* **DATASET ROWS**
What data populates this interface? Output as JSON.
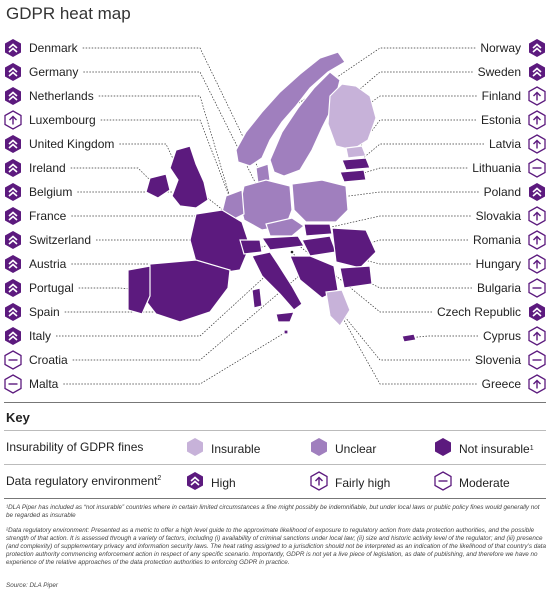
{
  "title": "GDPR heat map",
  "colors": {
    "insurable": "#c7b2d9",
    "unclear": "#a07fbe",
    "not_insurable": "#5c1a7e",
    "icon": "#5c1a7e",
    "outline": "#ffffff"
  },
  "left_countries": [
    {
      "name": "Denmark",
      "env": "high"
    },
    {
      "name": "Germany",
      "env": "high"
    },
    {
      "name": "Netherlands",
      "env": "high"
    },
    {
      "name": "Luxembourg",
      "env": "fairly_high"
    },
    {
      "name": "United Kingdom",
      "env": "high"
    },
    {
      "name": "Ireland",
      "env": "high"
    },
    {
      "name": "Belgium",
      "env": "high"
    },
    {
      "name": "France",
      "env": "high"
    },
    {
      "name": "Switzerland",
      "env": "high"
    },
    {
      "name": "Austria",
      "env": "high"
    },
    {
      "name": "Portugal",
      "env": "high"
    },
    {
      "name": "Spain",
      "env": "high"
    },
    {
      "name": "Italy",
      "env": "high"
    },
    {
      "name": "Croatia",
      "env": "moderate"
    },
    {
      "name": "Malta",
      "env": "moderate"
    }
  ],
  "right_countries": [
    {
      "name": "Norway",
      "env": "high"
    },
    {
      "name": "Sweden",
      "env": "high"
    },
    {
      "name": "Finland",
      "env": "fairly_high"
    },
    {
      "name": "Estonia",
      "env": "fairly_high"
    },
    {
      "name": "Latvia",
      "env": "fairly_high"
    },
    {
      "name": "Lithuania",
      "env": "moderate"
    },
    {
      "name": "Poland",
      "env": "high"
    },
    {
      "name": "Slovakia",
      "env": "fairly_high"
    },
    {
      "name": "Romania",
      "env": "fairly_high"
    },
    {
      "name": "Hungary",
      "env": "fairly_high"
    },
    {
      "name": "Bulgaria",
      "env": "moderate"
    },
    {
      "name": "Czech Republic",
      "env": "high"
    },
    {
      "name": "Cyprus",
      "env": "fairly_high"
    },
    {
      "name": "Slovenia",
      "env": "moderate"
    },
    {
      "name": "Greece",
      "env": "fairly_high"
    }
  ],
  "key": {
    "title": "Key",
    "insurability_label": "Insurability of GDPR fines",
    "insurability_sup": "",
    "insurable": "Insurable",
    "unclear": "Unclear",
    "not_insurable": "Not insurable",
    "not_insurable_sup": "1",
    "environment_label": "Data regulatory environment",
    "environment_sup": "2",
    "high": "High",
    "fairly_high": "Fairly high",
    "moderate": "Moderate"
  },
  "footnotes": {
    "note1": "¹DLA Piper has included as “not insurable” countries where in certain limited circumstances a fine might possibly be indemnifiable, but under local laws or public policy fines would generally not be regarded as insurable",
    "note2": "²Data regulatory environment: Presented as a metric to offer a high level guide to the approximate likelihood of exposure to regulatory action from data protection authorities, and the possible strength of that action. It is assessed through a variety of factors, including (i) availability of criminal sanctions under local law; (ii) size and historic activity level of the regulator; and (iii) presence (and complexity) of supplementary privacy and information security laws. The heat rating assigned to a jurisdiction should not be interpreted as an indication of the likelihood of that country’s data protection authority commencing enforcement action in respect of any specific scenario. Importantly, GDPR is not yet a live piece of legislation, as date of publishing, and therefore we have no experience of the relative approaches of the data protection authorities to enforcing GDPR in practice.",
    "source": "Source: DLA Piper"
  }
}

* **GOAL**
Images in the data above are to be skipped. Retype all other material exactly.

* **EXERCISE OUTPUT**
What data populates this interface? Output as JSON.
{
  "title": "GDPR heat map",
  "colors": {
    "insurable": "#c7b2d9",
    "unclear": "#a07fbe",
    "not_insurable": "#5c1a7e",
    "icon": "#5c1a7e",
    "outline": "#ffffff"
  },
  "left_countries": [
    {
      "name": "Denmark",
      "env": "high"
    },
    {
      "name": "Germany",
      "env": "high"
    },
    {
      "name": "Netherlands",
      "env": "high"
    },
    {
      "name": "Luxembourg",
      "env": "fairly_high"
    },
    {
      "name": "United Kingdom",
      "env": "high"
    },
    {
      "name": "Ireland",
      "env": "high"
    },
    {
      "name": "Belgium",
      "env": "high"
    },
    {
      "name": "France",
      "env": "high"
    },
    {
      "name": "Switzerland",
      "env": "high"
    },
    {
      "name": "Austria",
      "env": "high"
    },
    {
      "name": "Portugal",
      "env": "high"
    },
    {
      "name": "Spain",
      "env": "high"
    },
    {
      "name": "Italy",
      "env": "high"
    },
    {
      "name": "Croatia",
      "env": "moderate"
    },
    {
      "name": "Malta",
      "env": "moderate"
    }
  ],
  "right_countries": [
    {
      "name": "Norway",
      "env": "high"
    },
    {
      "name": "Sweden",
      "env": "high"
    },
    {
      "name": "Finland",
      "env": "fairly_high"
    },
    {
      "name": "Estonia",
      "env": "fairly_high"
    },
    {
      "name": "Latvia",
      "env": "fairly_high"
    },
    {
      "name": "Lithuania",
      "env": "moderate"
    },
    {
      "name": "Poland",
      "env": "high"
    },
    {
      "name": "Slovakia",
      "env": "fairly_high"
    },
    {
      "name": "Romania",
      "env": "fairly_high"
    },
    {
      "name": "Hungary",
      "env": "fairly_high"
    },
    {
      "name": "Bulgaria",
      "env": "moderate"
    },
    {
      "name": "Czech Republic",
      "env": "high"
    },
    {
      "name": "Cyprus",
      "env": "fairly_high"
    },
    {
      "name": "Slovenia",
      "env": "moderate"
    },
    {
      "name": "Greece",
      "env": "fairly_high"
    }
  ],
  "key": {
    "title": "Key",
    "insurability_label": "Insurability of GDPR fines",
    "insurability_sup": "",
    "insurable": "Insurable",
    "unclear": "Unclear",
    "not_insurable": "Not insurable",
    "not_insurable_sup": "1",
    "environment_label": "Data regulatory environment",
    "environment_sup": "2",
    "high": "High",
    "fairly_high": "Fairly high",
    "moderate": "Moderate"
  },
  "footnotes": {
    "note1": "¹DLA Piper has included as “not insurable” countries where in certain limited circumstances a fine might possibly be indemnifiable, but under local laws or public policy fines would generally not be regarded as insurable",
    "note2": "²Data regulatory environment: Presented as a metric to offer a high level guide to the approximate likelihood of exposure to regulatory action from data protection authorities, and the possible strength of that action. It is assessed through a variety of factors, including (i) availability of criminal sanctions under local law; (ii) size and historic activity level of the regulator; and (iii) presence (and complexity) of supplementary privacy and information security laws. The heat rating assigned to a jurisdiction should not be interpreted as an indication of the likelihood of that country’s data protection authority commencing enforcement action in respect of any specific scenario. Importantly, GDPR is not yet a live piece of legislation, as date of publishing, and therefore we have no experience of the relative approaches of the data protection authorities to enforcing GDPR in practice.",
    "source": "Source: DLA Piper"
  }
}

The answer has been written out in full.